## Begin Recorded data
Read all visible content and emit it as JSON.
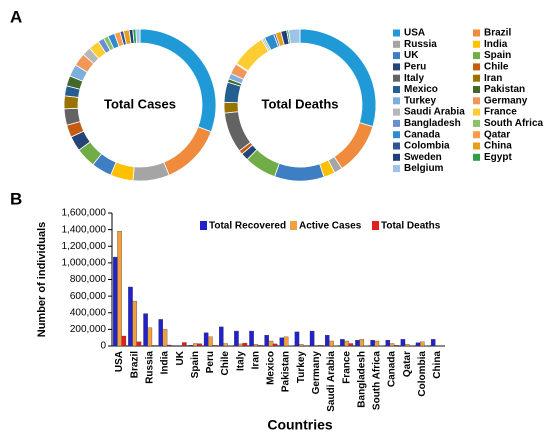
{
  "chart_data": [
    {
      "type": "donut",
      "label": "A",
      "title": "Total Cases",
      "categories": [
        "USA",
        "Brazil",
        "Russia",
        "India",
        "UK",
        "Spain",
        "Peru",
        "Chile",
        "Italy",
        "Iran",
        "Mexico",
        "Pakistan",
        "Turkey",
        "Germany",
        "Saudi Arabia",
        "France",
        "Bangladesh",
        "South Africa",
        "Canada",
        "Qatar",
        "Colombia",
        "China",
        "Sweden",
        "Egypt",
        "Belgium"
      ],
      "colors": [
        "#1f9ad6",
        "#f08a3c",
        "#a5a5a5",
        "#ffc000",
        "#3e7ec2",
        "#70ad47",
        "#264478",
        "#c55a11",
        "#636363",
        "#997300",
        "#255e91",
        "#43682b",
        "#7cafdd",
        "#f1975a",
        "#b7b7b7",
        "#ffcd33",
        "#698ed0",
        "#8cc168",
        "#2e8bd0",
        "#ff9a4a",
        "#2f5597",
        "#e6a020",
        "#1f3f7a",
        "#2e9e4a",
        "#9dc3e6"
      ],
      "values": [
        2100000,
        890000,
        530000,
        330000,
        295000,
        290000,
        220000,
        180000,
        237000,
        189000,
        146000,
        148000,
        178000,
        187000,
        127000,
        157000,
        90000,
        70000,
        99000,
        84000,
        50000,
        83000,
        53000,
        44000,
        60000
      ]
    },
    {
      "type": "donut",
      "title": "Total Deaths",
      "values": [
        117000,
        44000,
        7000,
        9500,
        41700,
        27000,
        6300,
        3400,
        34000,
        9000,
        17000,
        2800,
        4800,
        8800,
        900,
        29000,
        1200,
        1500,
        8200,
        90,
        1600,
        4600,
        5000,
        1500,
        9600
      ]
    },
    {
      "type": "bar",
      "label": "B",
      "ylabel": "Number of individuals",
      "xlabel": "Countries",
      "categories": [
        "USA",
        "Brazil",
        "Russia",
        "India",
        "UK",
        "Spain",
        "Peru",
        "Chile",
        "Italy",
        "Iran",
        "Mexico",
        "Pakistan",
        "Turkey",
        "Germany",
        "Saudi Arabia",
        "France",
        "Bangladesh",
        "South Africa",
        "Canada",
        "Qatar",
        "Colombia",
        "China"
      ],
      "series": [
        {
          "name": "Total Recovered",
          "color": "#2222cc",
          "values": [
            1070000,
            710000,
            390000,
            320000,
            0,
            10000,
            160000,
            230000,
            180000,
            180000,
            130000,
            100000,
            170000,
            180000,
            130000,
            80000,
            70000,
            70000,
            70000,
            80000,
            40000,
            80000
          ]
        },
        {
          "name": "Active Cases",
          "color": "#f0a040",
          "values": [
            1380000,
            540000,
            220000,
            200000,
            0,
            30000,
            110000,
            30000,
            25000,
            20000,
            60000,
            110000,
            20000,
            8000,
            60000,
            60000,
            80000,
            60000,
            30000,
            20000,
            50000,
            100
          ]
        },
        {
          "name": "Total Deaths",
          "color": "#e02020",
          "values": [
            120000,
            50000,
            7000,
            12000,
            42000,
            28000,
            8000,
            5000,
            35000,
            10000,
            25000,
            4000,
            5000,
            9000,
            2000,
            30000,
            2000,
            3000,
            9000,
            100,
            3000,
            5000
          ]
        }
      ],
      "ylim": [
        0,
        1600000
      ],
      "yticks": [
        0,
        {
          "value": 200000,
          "label": "200,000"
        },
        {
          "value": 400000,
          "label": "400,000"
        },
        {
          "value": 600000,
          "label": "600,000"
        },
        {
          "value": 800000,
          "label": "800,000"
        },
        {
          "value": 1000000,
          "label": "1,000,000"
        },
        {
          "value": 1200000,
          "label": "1,200,000"
        },
        {
          "value": 1400000,
          "label": "1,400,000"
        },
        {
          "value": 1600000,
          "label": "1,600,000"
        }
      ],
      "legend": "top-right"
    }
  ]
}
## End Recorded data
Stated task: Make an exact copy of every record, pictures excluded.

Exercise output:
Read all visible content and emit it as JSON.
{
  "chart_data": [
    {
      "type": "donut",
      "label": "A",
      "title": "Total Cases",
      "categories": [
        "USA",
        "Brazil",
        "Russia",
        "India",
        "UK",
        "Spain",
        "Peru",
        "Chile",
        "Italy",
        "Iran",
        "Mexico",
        "Pakistan",
        "Turkey",
        "Germany",
        "Saudi Arabia",
        "France",
        "Bangladesh",
        "South Africa",
        "Canada",
        "Qatar",
        "Colombia",
        "China",
        "Sweden",
        "Egypt",
        "Belgium"
      ],
      "colors": [
        "#1f9ad6",
        "#f08a3c",
        "#a5a5a5",
        "#ffc000",
        "#3e7ec2",
        "#70ad47",
        "#264478",
        "#c55a11",
        "#636363",
        "#997300",
        "#255e91",
        "#43682b",
        "#7cafdd",
        "#f1975a",
        "#b7b7b7",
        "#ffcd33",
        "#698ed0",
        "#8cc168",
        "#2e8bd0",
        "#ff9a4a",
        "#2f5597",
        "#e6a020",
        "#1f3f7a",
        "#2e9e4a",
        "#9dc3e6"
      ],
      "values": [
        2100000,
        890000,
        530000,
        330000,
        295000,
        290000,
        220000,
        180000,
        237000,
        189000,
        146000,
        148000,
        178000,
        187000,
        127000,
        157000,
        90000,
        70000,
        99000,
        84000,
        50000,
        83000,
        53000,
        44000,
        60000
      ]
    },
    {
      "type": "donut",
      "title": "Total Deaths",
      "values": [
        117000,
        44000,
        7000,
        9500,
        41700,
        27000,
        6300,
        3400,
        34000,
        9000,
        17000,
        2800,
        4800,
        8800,
        900,
        29000,
        1200,
        1500,
        8200,
        90,
        1600,
        4600,
        5000,
        1500,
        9600
      ]
    },
    {
      "type": "bar",
      "label": "B",
      "ylabel": "Number of individuals",
      "xlabel": "Countries",
      "categories": [
        "USA",
        "Brazil",
        "Russia",
        "India",
        "UK",
        "Spain",
        "Peru",
        "Chile",
        "Italy",
        "Iran",
        "Mexico",
        "Pakistan",
        "Turkey",
        "Germany",
        "Saudi Arabia",
        "France",
        "Bangladesh",
        "South Africa",
        "Canada",
        "Qatar",
        "Colombia",
        "China"
      ],
      "series": [
        {
          "name": "Total Recovered",
          "color": "#2222cc",
          "values": [
            1070000,
            710000,
            390000,
            320000,
            0,
            10000,
            160000,
            230000,
            180000,
            180000,
            130000,
            100000,
            170000,
            180000,
            130000,
            80000,
            70000,
            70000,
            70000,
            80000,
            40000,
            80000
          ]
        },
        {
          "name": "Active Cases",
          "color": "#f0a040",
          "values": [
            1380000,
            540000,
            220000,
            200000,
            0,
            30000,
            110000,
            30000,
            25000,
            20000,
            60000,
            110000,
            20000,
            8000,
            60000,
            60000,
            80000,
            60000,
            30000,
            20000,
            50000,
            100
          ]
        },
        {
          "name": "Total Deaths",
          "color": "#e02020",
          "values": [
            120000,
            50000,
            7000,
            12000,
            42000,
            28000,
            8000,
            5000,
            35000,
            10000,
            25000,
            4000,
            5000,
            9000,
            2000,
            30000,
            2000,
            3000,
            9000,
            100,
            3000,
            5000
          ]
        }
      ],
      "ylim": [
        0,
        1600000
      ],
      "yticks": [
        0,
        {
          "value": 200000,
          "label": "200,000"
        },
        {
          "value": 400000,
          "label": "400,000"
        },
        {
          "value": 600000,
          "label": "600,000"
        },
        {
          "value": 800000,
          "label": "800,000"
        },
        {
          "value": 1000000,
          "label": "1,000,000"
        },
        {
          "value": 1200000,
          "label": "1,200,000"
        },
        {
          "value": 1400000,
          "label": "1,400,000"
        },
        {
          "value": 1600000,
          "label": "1,600,000"
        }
      ],
      "legend": "top-right"
    }
  ]
}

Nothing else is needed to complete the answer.